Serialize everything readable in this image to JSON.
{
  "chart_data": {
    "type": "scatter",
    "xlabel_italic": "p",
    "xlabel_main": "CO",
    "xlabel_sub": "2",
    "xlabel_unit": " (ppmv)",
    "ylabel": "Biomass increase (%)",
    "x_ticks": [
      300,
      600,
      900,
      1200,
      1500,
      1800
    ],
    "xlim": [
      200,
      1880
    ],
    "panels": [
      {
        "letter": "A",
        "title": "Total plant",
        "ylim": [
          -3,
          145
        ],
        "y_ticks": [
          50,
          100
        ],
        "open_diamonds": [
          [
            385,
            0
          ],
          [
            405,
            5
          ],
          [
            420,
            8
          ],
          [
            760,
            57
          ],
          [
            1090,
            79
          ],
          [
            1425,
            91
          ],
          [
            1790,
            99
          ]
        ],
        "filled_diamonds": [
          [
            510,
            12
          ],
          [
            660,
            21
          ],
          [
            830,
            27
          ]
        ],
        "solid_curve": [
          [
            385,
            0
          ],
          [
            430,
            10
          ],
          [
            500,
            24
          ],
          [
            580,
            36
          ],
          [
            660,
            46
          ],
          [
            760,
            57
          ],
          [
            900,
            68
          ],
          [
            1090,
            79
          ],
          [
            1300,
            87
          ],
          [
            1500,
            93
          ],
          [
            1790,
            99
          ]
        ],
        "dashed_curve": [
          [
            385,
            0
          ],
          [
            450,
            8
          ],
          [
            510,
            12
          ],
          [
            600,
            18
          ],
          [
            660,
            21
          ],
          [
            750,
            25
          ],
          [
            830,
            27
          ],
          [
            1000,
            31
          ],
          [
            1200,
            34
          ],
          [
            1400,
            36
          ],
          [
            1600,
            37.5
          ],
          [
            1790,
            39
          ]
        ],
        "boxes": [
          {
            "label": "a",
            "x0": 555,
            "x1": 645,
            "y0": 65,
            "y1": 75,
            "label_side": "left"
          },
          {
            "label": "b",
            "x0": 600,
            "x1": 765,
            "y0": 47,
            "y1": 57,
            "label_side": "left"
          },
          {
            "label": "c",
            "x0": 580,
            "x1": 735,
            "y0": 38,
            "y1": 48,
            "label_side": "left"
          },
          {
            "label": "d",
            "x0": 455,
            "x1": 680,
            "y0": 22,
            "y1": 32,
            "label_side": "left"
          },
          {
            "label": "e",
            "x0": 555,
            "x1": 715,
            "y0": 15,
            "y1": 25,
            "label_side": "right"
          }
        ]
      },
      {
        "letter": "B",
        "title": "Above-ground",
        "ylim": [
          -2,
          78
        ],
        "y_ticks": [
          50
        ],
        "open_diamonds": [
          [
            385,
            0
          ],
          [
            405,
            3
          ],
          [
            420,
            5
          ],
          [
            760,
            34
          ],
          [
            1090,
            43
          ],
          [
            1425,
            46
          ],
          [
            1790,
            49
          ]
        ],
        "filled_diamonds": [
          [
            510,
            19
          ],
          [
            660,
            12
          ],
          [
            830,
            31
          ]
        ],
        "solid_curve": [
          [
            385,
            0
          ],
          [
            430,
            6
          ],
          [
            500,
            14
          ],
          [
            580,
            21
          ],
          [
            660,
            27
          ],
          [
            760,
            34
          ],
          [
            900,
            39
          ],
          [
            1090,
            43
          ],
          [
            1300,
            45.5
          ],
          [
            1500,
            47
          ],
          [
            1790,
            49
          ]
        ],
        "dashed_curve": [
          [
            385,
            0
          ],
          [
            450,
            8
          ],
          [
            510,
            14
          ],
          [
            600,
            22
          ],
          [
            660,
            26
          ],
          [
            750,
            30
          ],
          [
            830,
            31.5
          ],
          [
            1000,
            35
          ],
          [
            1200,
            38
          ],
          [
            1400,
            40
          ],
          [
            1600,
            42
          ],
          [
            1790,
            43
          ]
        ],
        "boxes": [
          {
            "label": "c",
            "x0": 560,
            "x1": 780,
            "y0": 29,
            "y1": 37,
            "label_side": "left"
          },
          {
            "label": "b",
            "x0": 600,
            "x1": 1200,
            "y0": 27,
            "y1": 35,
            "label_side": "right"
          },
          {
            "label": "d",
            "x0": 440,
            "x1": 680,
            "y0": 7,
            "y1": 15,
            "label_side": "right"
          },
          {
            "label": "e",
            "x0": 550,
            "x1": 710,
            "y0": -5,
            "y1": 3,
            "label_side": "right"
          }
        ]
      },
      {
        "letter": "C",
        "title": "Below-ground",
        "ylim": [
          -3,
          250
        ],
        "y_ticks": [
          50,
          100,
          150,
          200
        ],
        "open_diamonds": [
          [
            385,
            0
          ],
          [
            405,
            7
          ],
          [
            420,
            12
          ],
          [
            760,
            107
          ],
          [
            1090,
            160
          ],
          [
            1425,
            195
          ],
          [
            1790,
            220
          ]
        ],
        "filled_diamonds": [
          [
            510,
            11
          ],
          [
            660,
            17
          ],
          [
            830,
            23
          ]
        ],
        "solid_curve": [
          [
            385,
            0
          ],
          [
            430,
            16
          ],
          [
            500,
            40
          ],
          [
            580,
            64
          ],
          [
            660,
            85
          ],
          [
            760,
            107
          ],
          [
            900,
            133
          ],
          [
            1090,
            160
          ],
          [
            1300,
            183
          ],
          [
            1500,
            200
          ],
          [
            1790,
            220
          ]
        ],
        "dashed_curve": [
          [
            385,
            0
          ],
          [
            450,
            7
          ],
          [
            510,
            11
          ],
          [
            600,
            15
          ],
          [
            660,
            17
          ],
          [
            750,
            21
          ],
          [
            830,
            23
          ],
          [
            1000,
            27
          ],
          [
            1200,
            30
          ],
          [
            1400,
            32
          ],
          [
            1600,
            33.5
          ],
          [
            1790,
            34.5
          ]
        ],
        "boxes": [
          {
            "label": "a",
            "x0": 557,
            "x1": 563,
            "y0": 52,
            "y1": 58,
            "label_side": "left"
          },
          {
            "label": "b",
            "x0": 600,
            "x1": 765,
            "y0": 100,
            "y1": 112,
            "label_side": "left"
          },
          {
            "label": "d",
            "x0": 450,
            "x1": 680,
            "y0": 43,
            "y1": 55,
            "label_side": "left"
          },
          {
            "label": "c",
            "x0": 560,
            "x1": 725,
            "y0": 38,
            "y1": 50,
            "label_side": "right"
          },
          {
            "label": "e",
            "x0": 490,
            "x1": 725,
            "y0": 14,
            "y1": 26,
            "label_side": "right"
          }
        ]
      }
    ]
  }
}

• • • • • • •

Request:
Using the records above, say how many lines include the string "title". Only the number is wanted.

Response:
3